— Begin LISTED RECORDS —

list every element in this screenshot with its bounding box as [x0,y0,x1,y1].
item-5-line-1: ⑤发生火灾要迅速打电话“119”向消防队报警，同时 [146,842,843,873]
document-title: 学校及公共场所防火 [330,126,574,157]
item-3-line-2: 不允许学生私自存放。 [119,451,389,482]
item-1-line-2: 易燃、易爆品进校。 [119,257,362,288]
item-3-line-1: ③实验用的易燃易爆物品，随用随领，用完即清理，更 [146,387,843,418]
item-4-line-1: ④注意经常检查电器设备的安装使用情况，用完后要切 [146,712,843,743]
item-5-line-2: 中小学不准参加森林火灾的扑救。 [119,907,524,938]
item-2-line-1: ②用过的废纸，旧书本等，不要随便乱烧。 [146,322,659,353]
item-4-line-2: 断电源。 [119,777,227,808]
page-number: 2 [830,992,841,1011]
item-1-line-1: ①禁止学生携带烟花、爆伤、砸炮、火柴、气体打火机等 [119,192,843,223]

— End LISTED RECORDS —

Print all of the records above line by line, keeping every character, bracket and number unchanged.

SOLUTION TO THIS PROBLEM:
list every element in this screenshot with its bounding box as [x0,y0,x1,y1].
item-5-line-1: ⑤发生火灾要迅速打电话“119”向消防队报警，同时 [146,842,843,873]
document-title: 学校及公共场所防火 [330,126,574,157]
item-3-line-2: 不允许学生私自存放。 [119,451,389,482]
item-1-line-2: 易燃、易爆品进校。 [119,257,362,288]
item-3-line-1: ③实验用的易燃易爆物品，随用随领，用完即清理，更 [146,387,843,418]
item-4-line-1: ④注意经常检查电器设备的安装使用情况，用完后要切 [146,712,843,743]
item-5-line-2: 中小学不准参加森林火灾的扑救。 [119,907,524,938]
item-2-line-1: ②用过的废纸，旧书本等，不要随便乱烧。 [146,322,659,353]
item-4-line-2: 断电源。 [119,777,227,808]
page-number: 2 [830,992,841,1011]
item-1-line-1: ①禁止学生携带烟花、爆伤、砸炮、火柴、气体打火机等 [119,192,843,223]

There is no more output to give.